-- start of Stored records --
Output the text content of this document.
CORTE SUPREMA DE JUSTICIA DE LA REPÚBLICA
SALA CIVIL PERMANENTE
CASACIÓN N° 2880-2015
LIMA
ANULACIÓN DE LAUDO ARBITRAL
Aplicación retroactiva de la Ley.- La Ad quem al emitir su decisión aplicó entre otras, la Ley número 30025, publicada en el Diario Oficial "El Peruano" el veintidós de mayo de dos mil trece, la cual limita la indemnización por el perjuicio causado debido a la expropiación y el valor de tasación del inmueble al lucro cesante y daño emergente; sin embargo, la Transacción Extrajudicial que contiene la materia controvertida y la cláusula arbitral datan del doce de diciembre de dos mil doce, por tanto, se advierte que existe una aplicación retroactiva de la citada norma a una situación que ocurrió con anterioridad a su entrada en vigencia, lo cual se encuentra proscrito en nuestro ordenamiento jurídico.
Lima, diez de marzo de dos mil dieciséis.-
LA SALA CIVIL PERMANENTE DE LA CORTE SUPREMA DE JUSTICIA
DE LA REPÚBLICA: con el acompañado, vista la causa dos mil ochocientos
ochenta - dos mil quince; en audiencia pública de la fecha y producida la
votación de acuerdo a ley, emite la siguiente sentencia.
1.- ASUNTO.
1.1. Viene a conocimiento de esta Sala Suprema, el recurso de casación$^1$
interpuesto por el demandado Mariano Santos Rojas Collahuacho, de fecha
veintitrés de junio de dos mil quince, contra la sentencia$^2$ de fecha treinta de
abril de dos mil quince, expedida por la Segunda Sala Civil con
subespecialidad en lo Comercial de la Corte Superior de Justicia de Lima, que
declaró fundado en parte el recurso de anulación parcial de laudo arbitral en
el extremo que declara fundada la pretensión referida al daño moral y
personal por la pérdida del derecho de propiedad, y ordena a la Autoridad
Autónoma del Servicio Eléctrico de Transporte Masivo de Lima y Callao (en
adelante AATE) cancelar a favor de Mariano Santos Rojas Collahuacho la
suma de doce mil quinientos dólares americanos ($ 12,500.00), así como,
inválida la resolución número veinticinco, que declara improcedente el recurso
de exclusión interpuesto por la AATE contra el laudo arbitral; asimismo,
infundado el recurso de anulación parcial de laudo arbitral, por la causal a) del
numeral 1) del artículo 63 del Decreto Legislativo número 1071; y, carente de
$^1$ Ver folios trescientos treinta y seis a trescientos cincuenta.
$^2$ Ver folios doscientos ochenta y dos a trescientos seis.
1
-- end of Stored records --
Objective: Repeat the material above in full, quoting it exactly.

Written response:
Output the text content of this document.
CORTE SUPREMA DE JUSTICIA DE LA REPÚBLICA
SALA CIVIL PERMANENTE
CASACIÓN N° 2880-2015
LIMA
ANULACIÓN DE LAUDO ARBITRAL
Aplicación retroactiva de la Ley.- La Ad quem al emitir su decisión aplicó entre otras, la Ley número 30025, publicada en el Diario Oficial "El Peruano" el veintidós de mayo de dos mil trece, la cual limita la indemnización por el perjuicio causado debido a la expropiación y el valor de tasación del inmueble al lucro cesante y daño emergente; sin embargo, la Transacción Extrajudicial que contiene la materia controvertida y la cláusula arbitral datan del doce de diciembre de dos mil doce, por tanto, se advierte que existe una aplicación retroactiva de la citada norma a una situación que ocurrió con anterioridad a su entrada en vigencia, lo cual se encuentra proscrito en nuestro ordenamiento jurídico.
Lima, diez de marzo de dos mil dieciséis.-
LA SALA CIVIL PERMANENTE DE LA CORTE SUPREMA DE JUSTICIA
DE LA REPÚBLICA: con el acompañado, vista la causa dos mil ochocientos
ochenta - dos mil quince; en audiencia pública de la fecha y producida la
votación de acuerdo a ley, emite la siguiente sentencia.
1.- ASUNTO.
1.1. Viene a conocimiento de esta Sala Suprema, el recurso de casación$^1$
interpuesto por el demandado Mariano Santos Rojas Collahuacho, de fecha
veintitrés de junio de dos mil quince, contra la sentencia$^2$ de fecha treinta de
abril de dos mil quince, expedida por la Segunda Sala Civil con
subespecialidad en lo Comercial de la Corte Superior de Justicia de Lima, que
declaró fundado en parte el recurso de anulación parcial de laudo arbitral en
el extremo que declara fundada la pretensión referida al daño moral y
personal por la pérdida del derecho de propiedad, y ordena a la Autoridad
Autónoma del Servicio Eléctrico de Transporte Masivo de Lima y Callao (en
adelante AATE) cancelar a favor de Mariano Santos Rojas Collahuacho la
suma de doce mil quinientos dólares americanos ($ 12,500.00), así como,
inválida la resolución número veinticinco, que declara improcedente el recurso
de exclusión interpuesto por la AATE contra el laudo arbitral; asimismo,
infundado el recurso de anulación parcial de laudo arbitral, por la causal a) del
numeral 1) del artículo 63 del Decreto Legislativo número 1071; y, carente de
$^1$ Ver folios trescientos treinta y seis a trescientos cincuenta.
$^2$ Ver folios doscientos ochenta y dos a trescientos seis.
1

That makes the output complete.